## [EXERCISE DESCRIPTION]
From the entries below, list each line with "lithic".
--- start TASK INPUT ---
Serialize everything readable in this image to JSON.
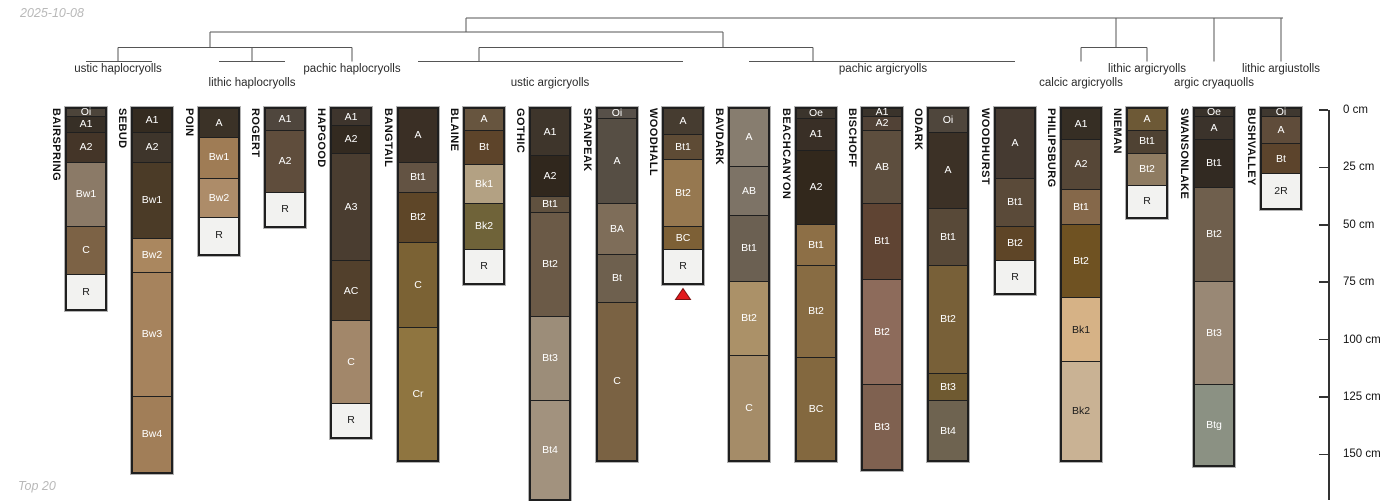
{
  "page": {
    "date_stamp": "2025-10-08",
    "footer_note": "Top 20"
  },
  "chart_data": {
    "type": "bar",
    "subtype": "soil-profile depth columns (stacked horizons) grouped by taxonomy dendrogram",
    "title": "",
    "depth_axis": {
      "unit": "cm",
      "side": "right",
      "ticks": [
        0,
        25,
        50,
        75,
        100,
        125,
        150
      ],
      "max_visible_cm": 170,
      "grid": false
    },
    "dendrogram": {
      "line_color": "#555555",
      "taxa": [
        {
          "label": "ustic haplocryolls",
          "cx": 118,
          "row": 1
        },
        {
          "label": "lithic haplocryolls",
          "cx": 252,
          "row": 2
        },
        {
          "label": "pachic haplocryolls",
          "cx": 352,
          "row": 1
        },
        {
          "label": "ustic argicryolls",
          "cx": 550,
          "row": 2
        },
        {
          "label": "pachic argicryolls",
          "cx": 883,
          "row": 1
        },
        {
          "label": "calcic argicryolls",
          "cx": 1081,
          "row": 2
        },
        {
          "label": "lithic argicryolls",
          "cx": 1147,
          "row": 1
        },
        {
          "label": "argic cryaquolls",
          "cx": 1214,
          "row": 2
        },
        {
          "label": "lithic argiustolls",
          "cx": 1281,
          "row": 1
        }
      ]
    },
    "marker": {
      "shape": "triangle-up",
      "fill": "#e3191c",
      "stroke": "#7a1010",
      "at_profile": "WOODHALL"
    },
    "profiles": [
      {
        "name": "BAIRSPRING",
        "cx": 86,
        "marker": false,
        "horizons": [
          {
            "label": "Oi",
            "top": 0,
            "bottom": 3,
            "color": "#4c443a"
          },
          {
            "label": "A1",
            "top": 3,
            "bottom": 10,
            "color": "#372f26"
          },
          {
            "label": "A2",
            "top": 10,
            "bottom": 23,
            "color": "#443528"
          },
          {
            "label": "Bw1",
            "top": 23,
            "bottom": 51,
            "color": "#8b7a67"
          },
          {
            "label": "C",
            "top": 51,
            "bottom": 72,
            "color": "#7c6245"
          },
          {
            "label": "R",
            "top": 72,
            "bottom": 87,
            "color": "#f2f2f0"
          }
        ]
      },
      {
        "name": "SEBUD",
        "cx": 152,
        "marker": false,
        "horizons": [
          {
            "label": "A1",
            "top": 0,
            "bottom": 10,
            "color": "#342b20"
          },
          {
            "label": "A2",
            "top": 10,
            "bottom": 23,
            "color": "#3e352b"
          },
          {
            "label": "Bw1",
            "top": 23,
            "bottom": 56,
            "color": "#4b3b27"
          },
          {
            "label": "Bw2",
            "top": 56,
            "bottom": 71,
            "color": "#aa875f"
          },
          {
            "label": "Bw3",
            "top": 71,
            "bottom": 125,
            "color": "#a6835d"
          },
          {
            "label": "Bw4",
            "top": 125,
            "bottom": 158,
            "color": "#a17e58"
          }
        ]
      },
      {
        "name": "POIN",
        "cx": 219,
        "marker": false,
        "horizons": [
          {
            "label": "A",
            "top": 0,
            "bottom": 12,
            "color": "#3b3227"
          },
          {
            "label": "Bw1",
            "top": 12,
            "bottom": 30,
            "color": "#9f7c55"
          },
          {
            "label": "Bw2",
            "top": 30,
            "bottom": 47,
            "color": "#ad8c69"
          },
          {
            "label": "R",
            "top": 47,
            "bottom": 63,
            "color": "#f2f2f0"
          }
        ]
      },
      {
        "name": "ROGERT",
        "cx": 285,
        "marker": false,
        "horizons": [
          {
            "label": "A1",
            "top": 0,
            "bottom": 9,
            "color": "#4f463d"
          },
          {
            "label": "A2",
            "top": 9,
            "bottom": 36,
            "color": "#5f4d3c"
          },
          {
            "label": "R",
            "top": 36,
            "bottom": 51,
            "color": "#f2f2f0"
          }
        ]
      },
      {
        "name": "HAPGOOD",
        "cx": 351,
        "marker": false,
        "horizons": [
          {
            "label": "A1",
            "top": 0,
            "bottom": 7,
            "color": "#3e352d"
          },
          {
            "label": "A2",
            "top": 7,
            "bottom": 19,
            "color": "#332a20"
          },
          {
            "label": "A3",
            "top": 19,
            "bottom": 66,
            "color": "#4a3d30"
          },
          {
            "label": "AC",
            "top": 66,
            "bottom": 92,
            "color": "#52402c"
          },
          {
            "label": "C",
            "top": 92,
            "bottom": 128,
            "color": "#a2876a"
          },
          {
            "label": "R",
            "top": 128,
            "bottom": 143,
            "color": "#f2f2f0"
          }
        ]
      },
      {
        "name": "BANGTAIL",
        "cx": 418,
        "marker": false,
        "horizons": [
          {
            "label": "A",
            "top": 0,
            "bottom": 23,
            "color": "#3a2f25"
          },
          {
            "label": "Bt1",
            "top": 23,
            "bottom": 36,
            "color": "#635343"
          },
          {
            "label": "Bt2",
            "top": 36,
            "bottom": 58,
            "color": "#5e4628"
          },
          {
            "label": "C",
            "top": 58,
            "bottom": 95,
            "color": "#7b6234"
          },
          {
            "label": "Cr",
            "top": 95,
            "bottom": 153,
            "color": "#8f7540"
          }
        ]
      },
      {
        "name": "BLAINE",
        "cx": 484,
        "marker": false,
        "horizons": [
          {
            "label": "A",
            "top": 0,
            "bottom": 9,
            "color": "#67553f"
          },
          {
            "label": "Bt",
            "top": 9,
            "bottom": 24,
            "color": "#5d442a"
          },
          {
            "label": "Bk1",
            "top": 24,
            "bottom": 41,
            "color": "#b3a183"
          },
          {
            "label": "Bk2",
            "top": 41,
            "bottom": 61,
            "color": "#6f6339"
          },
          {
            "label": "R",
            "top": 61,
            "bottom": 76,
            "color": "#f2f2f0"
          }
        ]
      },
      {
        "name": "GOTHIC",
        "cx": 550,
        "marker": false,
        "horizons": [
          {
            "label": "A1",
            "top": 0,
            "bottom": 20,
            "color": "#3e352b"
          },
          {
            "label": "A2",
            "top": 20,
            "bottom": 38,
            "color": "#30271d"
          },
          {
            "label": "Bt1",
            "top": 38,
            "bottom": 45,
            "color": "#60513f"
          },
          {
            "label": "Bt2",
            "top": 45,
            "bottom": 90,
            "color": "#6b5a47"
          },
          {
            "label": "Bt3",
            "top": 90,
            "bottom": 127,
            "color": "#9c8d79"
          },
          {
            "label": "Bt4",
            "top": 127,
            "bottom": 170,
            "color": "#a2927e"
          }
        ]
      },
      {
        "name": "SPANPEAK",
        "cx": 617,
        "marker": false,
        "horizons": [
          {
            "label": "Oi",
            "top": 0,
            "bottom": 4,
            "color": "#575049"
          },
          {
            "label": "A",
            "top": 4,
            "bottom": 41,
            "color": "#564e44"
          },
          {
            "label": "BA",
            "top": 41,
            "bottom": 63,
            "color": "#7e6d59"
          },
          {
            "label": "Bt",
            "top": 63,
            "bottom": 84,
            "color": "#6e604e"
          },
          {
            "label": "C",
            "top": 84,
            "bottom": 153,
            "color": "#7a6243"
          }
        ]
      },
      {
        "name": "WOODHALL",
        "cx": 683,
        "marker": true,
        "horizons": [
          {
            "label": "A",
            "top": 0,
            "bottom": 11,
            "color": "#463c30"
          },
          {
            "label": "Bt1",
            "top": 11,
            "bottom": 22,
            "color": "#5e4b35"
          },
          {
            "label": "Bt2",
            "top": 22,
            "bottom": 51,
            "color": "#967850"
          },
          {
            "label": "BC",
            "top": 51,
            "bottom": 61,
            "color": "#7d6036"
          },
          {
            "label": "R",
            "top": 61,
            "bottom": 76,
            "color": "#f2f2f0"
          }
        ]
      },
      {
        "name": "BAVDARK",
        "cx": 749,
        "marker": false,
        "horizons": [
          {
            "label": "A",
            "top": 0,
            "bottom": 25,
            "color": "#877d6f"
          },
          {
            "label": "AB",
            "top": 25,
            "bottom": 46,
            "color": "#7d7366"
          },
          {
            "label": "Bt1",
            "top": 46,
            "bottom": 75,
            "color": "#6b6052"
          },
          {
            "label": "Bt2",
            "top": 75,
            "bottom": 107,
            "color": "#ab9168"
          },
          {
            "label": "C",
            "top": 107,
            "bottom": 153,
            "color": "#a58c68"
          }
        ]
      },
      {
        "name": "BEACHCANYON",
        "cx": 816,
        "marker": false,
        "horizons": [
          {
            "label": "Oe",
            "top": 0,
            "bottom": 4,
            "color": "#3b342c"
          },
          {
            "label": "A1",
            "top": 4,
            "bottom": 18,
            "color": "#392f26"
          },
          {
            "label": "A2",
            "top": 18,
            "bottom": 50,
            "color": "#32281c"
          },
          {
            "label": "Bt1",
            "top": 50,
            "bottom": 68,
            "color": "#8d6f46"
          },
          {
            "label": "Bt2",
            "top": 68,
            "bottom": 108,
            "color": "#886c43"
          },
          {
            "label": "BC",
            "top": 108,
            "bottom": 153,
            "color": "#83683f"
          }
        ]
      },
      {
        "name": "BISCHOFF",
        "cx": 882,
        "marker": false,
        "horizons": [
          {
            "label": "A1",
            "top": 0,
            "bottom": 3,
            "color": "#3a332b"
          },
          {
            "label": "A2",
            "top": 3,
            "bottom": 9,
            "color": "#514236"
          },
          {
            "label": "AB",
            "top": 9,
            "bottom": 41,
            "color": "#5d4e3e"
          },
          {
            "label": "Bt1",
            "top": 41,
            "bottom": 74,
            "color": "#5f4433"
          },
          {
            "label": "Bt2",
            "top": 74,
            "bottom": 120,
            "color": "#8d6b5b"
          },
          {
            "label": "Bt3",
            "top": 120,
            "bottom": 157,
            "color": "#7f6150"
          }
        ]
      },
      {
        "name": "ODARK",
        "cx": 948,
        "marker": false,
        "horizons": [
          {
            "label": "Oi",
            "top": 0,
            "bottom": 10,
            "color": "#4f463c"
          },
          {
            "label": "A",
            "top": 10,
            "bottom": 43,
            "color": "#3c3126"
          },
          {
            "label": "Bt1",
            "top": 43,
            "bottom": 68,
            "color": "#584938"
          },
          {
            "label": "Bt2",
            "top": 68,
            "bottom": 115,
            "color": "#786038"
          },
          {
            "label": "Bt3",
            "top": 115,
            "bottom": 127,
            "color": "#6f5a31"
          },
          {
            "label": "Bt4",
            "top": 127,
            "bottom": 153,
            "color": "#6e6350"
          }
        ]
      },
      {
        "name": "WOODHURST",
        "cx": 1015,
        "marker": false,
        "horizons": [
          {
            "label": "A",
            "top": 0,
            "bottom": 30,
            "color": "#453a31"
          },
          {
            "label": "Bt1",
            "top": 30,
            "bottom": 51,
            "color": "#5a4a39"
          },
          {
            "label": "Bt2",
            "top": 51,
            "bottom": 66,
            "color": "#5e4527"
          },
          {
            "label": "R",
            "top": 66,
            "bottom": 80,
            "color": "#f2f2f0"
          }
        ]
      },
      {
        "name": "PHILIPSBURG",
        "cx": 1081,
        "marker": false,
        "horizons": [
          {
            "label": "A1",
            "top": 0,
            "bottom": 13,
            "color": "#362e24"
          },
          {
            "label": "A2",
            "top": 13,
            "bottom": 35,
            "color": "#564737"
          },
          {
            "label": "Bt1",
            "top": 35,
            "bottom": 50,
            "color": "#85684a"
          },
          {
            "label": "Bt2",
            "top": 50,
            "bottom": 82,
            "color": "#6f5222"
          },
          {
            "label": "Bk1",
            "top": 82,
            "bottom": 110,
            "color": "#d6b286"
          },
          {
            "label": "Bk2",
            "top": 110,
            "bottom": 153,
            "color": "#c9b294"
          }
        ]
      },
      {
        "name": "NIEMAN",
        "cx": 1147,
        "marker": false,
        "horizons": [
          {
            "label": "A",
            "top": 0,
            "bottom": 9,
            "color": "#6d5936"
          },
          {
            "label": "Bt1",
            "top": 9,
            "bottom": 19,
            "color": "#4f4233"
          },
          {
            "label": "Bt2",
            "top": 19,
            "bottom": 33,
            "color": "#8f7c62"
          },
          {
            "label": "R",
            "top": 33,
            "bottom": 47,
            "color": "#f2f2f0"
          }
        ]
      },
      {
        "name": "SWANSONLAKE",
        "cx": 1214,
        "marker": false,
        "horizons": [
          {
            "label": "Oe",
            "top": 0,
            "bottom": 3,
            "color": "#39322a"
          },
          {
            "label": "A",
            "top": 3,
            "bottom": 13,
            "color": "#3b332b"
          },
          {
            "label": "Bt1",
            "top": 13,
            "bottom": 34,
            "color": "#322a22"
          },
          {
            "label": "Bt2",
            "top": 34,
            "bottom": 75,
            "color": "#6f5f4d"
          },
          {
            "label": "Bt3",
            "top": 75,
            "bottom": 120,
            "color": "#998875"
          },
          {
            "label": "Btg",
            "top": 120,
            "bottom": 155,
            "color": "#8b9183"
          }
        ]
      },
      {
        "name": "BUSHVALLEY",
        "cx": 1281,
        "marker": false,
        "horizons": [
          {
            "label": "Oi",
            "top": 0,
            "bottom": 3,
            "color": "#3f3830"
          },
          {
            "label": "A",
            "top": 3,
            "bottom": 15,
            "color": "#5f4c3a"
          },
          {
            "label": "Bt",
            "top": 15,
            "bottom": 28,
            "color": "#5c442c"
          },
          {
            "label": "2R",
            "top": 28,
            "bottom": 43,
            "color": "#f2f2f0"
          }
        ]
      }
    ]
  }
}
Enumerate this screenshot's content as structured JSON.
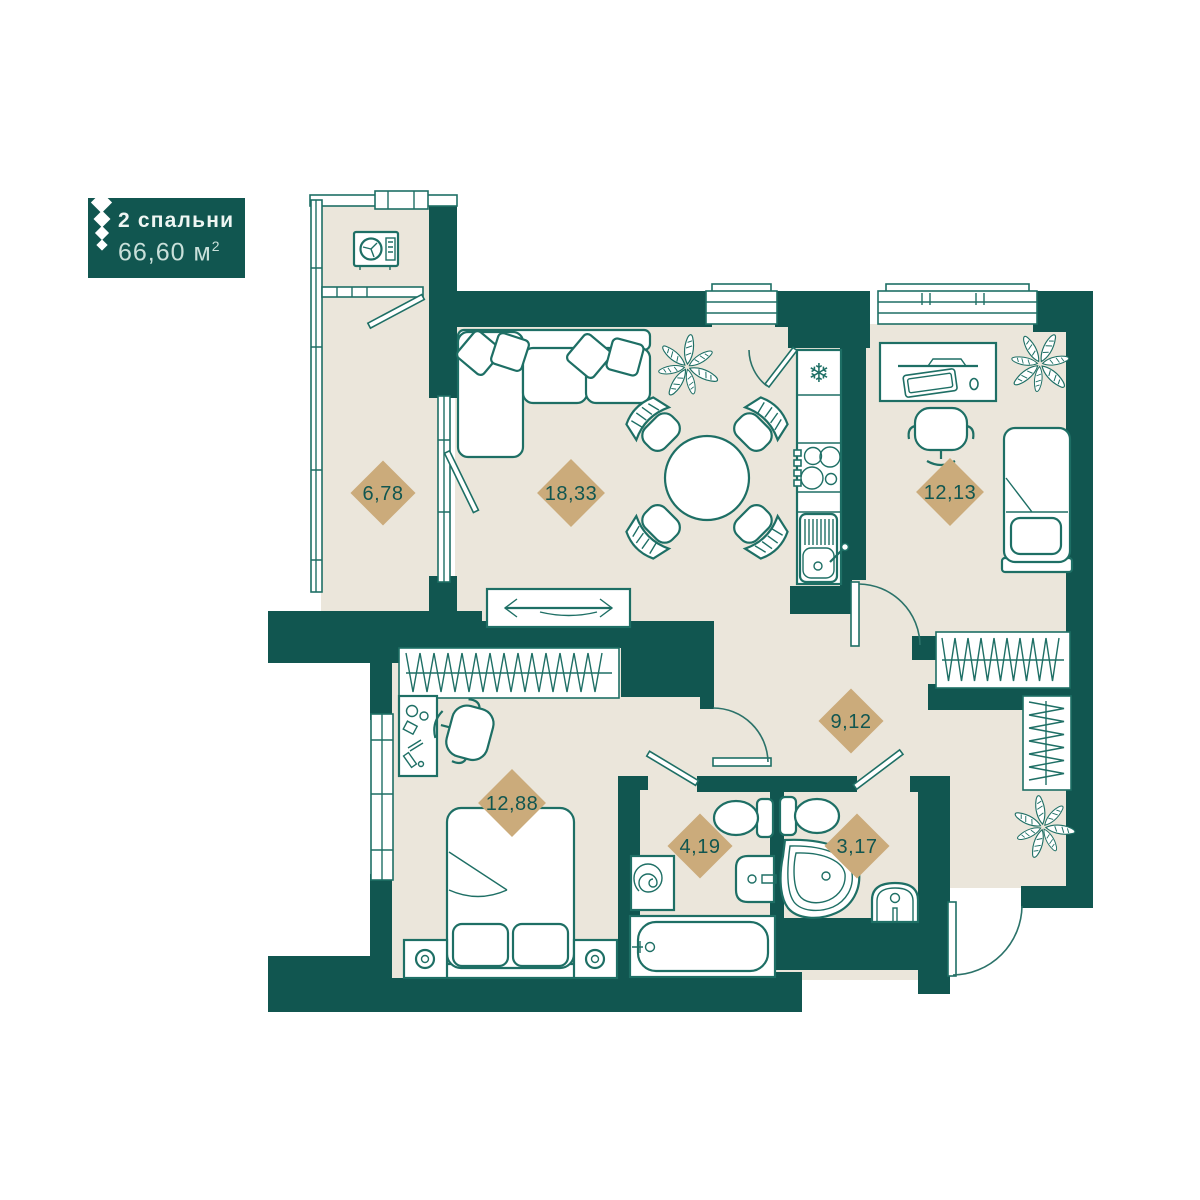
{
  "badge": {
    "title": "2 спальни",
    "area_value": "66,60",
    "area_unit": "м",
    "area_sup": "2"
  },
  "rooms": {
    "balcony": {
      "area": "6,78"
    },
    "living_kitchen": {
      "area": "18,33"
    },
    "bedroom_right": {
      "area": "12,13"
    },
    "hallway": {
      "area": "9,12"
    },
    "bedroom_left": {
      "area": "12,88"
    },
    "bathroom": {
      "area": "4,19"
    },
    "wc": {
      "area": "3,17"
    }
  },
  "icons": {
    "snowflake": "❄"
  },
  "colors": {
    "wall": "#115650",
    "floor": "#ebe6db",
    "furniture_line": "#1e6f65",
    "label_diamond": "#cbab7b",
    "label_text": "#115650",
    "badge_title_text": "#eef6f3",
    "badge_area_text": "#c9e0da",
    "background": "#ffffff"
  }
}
--- end TASK INPUT ---
## [WRITTEN REPLY]
          "label": "lithic haplocryolls",
          "label": "lithic argicryolls",
          "label": "lithic argiustolls",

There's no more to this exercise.